Required work
Can you return, unchanged and character for character, the lines below from the very first one through the line containing "Circle shape: [167, 358, 255, 418]", including both?

* Start Input data *

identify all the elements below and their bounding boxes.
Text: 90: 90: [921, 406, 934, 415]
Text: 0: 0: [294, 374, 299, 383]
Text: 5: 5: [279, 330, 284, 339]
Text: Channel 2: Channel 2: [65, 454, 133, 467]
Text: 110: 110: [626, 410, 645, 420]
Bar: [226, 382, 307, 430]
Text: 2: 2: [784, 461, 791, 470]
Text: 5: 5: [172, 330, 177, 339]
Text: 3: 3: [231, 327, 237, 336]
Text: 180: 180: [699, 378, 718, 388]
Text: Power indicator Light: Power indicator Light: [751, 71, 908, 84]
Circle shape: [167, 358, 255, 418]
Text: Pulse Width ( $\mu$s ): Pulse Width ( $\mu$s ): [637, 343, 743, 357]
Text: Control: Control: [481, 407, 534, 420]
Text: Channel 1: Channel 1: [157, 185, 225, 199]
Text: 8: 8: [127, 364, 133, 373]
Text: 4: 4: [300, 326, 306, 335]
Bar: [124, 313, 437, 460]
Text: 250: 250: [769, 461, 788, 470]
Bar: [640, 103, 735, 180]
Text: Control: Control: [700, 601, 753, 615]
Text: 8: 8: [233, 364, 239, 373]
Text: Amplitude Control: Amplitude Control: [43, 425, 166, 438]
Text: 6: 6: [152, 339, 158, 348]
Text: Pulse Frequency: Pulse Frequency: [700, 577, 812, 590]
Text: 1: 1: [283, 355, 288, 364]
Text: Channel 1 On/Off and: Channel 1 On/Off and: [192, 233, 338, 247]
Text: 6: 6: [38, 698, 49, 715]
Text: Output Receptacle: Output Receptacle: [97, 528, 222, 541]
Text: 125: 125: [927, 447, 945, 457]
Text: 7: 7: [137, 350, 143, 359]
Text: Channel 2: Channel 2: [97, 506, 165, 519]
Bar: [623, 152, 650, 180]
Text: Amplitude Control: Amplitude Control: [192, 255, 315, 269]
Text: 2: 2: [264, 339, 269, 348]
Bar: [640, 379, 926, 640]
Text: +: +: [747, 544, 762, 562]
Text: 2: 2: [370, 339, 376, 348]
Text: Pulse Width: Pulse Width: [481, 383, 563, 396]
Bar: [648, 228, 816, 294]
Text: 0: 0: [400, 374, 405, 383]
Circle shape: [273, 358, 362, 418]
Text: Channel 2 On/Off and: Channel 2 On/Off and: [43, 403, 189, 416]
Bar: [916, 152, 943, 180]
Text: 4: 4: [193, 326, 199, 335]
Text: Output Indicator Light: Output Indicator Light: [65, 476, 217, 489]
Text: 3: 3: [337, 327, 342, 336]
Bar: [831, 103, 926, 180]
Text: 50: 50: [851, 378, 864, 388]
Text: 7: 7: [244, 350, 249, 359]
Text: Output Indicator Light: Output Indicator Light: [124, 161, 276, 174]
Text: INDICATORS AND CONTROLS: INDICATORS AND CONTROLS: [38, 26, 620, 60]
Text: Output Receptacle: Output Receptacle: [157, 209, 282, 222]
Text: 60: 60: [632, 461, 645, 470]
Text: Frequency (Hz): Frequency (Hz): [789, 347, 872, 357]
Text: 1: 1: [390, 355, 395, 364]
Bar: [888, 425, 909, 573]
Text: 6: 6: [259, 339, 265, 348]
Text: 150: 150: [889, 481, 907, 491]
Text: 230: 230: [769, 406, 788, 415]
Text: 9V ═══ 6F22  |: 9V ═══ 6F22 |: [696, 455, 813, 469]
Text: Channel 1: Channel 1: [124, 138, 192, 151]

* End Input data *

Result
identify all the elements below and their bounding boxes.
Text: 90: 90: [921, 406, 934, 415]
Text: 0: 0: [294, 374, 299, 383]
Text: 5: 5: [279, 330, 284, 339]
Text: Channel 2: Channel 2: [65, 454, 133, 467]
Text: 110: 110: [626, 410, 645, 420]
Bar: [226, 382, 307, 430]
Text: 2: 2: [784, 461, 791, 470]
Text: 5: 5: [172, 330, 177, 339]
Text: 3: 3: [231, 327, 237, 336]
Text: 180: 180: [699, 378, 718, 388]
Text: Power indicator Light: Power indicator Light: [751, 71, 908, 84]
Circle shape: [167, 358, 255, 418]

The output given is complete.